(Items listed in a dataset):
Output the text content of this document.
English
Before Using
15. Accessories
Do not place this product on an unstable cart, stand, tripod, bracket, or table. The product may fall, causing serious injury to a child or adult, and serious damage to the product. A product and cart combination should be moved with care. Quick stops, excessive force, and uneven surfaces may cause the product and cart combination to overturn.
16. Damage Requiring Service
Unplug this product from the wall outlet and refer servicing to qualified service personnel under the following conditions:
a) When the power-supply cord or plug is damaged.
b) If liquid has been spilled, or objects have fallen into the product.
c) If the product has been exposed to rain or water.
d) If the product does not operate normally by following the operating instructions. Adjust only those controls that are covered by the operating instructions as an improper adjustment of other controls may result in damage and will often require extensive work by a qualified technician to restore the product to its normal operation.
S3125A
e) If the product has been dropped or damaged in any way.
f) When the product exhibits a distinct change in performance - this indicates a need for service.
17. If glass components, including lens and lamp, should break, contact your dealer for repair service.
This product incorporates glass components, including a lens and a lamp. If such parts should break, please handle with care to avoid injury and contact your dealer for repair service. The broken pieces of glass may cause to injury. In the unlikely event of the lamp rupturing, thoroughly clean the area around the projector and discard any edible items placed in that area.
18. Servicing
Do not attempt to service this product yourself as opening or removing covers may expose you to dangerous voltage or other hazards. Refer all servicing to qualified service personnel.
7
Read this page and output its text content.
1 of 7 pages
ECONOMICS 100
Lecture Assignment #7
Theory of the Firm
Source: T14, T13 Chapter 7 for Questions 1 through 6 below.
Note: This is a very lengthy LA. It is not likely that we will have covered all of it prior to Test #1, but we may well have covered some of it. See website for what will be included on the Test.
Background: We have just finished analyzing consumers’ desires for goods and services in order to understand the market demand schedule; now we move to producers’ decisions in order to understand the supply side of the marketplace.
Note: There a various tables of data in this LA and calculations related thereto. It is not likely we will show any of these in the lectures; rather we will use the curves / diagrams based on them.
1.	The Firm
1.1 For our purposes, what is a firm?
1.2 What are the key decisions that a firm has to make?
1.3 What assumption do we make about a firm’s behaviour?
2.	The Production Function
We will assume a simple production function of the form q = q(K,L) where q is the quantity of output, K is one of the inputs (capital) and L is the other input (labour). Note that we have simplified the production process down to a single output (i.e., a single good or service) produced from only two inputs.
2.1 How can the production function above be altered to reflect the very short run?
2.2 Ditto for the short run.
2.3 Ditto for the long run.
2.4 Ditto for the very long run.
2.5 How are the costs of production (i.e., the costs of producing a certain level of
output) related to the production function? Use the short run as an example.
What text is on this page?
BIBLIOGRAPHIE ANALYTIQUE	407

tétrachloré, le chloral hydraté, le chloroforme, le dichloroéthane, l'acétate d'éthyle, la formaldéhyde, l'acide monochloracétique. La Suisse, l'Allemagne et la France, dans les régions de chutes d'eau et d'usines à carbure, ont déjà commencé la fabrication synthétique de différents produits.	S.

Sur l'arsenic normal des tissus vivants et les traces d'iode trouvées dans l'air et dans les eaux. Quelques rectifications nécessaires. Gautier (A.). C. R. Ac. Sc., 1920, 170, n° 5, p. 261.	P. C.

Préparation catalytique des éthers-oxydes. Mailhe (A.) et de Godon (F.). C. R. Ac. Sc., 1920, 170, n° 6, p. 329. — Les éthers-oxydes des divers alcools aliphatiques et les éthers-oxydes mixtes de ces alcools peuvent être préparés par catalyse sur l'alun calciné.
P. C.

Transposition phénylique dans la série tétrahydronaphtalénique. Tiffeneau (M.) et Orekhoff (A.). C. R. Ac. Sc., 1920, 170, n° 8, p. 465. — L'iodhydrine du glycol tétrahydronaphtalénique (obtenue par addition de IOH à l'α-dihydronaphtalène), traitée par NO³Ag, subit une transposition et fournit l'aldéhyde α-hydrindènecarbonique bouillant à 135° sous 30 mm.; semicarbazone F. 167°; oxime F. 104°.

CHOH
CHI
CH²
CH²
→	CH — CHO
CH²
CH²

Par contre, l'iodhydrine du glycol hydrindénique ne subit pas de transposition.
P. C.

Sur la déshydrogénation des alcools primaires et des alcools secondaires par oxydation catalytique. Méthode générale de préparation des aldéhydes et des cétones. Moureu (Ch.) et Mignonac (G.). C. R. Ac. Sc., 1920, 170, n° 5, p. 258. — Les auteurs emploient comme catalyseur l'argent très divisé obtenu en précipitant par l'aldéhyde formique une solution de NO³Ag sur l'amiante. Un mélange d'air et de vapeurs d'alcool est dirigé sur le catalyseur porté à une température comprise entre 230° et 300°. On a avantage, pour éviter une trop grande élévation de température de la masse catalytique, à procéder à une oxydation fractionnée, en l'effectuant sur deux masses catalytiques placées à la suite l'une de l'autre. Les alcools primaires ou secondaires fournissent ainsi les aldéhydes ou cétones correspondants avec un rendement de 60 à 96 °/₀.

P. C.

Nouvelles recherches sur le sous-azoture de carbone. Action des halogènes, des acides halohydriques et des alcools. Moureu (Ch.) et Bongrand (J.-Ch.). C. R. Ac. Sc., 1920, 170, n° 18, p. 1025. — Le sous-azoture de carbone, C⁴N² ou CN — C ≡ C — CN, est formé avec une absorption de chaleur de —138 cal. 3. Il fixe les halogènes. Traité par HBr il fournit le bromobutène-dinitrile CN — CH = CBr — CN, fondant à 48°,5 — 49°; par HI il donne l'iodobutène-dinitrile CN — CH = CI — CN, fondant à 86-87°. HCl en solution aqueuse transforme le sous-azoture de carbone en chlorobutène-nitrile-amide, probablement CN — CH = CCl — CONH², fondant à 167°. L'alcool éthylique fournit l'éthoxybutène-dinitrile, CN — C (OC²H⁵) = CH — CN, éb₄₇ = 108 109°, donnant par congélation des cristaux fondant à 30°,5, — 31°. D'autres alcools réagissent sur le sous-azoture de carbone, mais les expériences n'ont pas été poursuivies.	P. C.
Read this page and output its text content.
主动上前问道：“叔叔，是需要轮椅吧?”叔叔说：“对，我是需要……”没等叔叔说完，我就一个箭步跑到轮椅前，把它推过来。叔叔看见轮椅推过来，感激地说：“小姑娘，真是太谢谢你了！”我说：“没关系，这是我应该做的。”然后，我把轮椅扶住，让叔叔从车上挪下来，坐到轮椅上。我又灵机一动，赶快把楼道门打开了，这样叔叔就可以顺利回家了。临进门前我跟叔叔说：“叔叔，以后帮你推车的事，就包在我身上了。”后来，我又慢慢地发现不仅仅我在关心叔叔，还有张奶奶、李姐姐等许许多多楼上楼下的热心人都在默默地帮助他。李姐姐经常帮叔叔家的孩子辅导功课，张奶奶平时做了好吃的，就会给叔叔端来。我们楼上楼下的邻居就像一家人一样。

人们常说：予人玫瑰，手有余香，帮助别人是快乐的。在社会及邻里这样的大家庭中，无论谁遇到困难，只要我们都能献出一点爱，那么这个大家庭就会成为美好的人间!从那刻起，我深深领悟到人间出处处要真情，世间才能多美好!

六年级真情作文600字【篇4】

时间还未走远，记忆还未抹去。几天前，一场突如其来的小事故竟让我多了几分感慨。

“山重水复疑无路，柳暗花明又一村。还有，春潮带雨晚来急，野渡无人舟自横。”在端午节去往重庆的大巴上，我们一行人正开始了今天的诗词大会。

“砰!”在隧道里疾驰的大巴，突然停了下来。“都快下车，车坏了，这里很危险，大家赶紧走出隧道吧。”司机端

(WHAT YOU ARE ASKED TO DO): Where a line holds the string "Ditto", copy that line.

(RESULT OF THE TASK):
2.2 Ditto for the short run.
2.3 Ditto for the long run.
2.4 Ditto for the very long run.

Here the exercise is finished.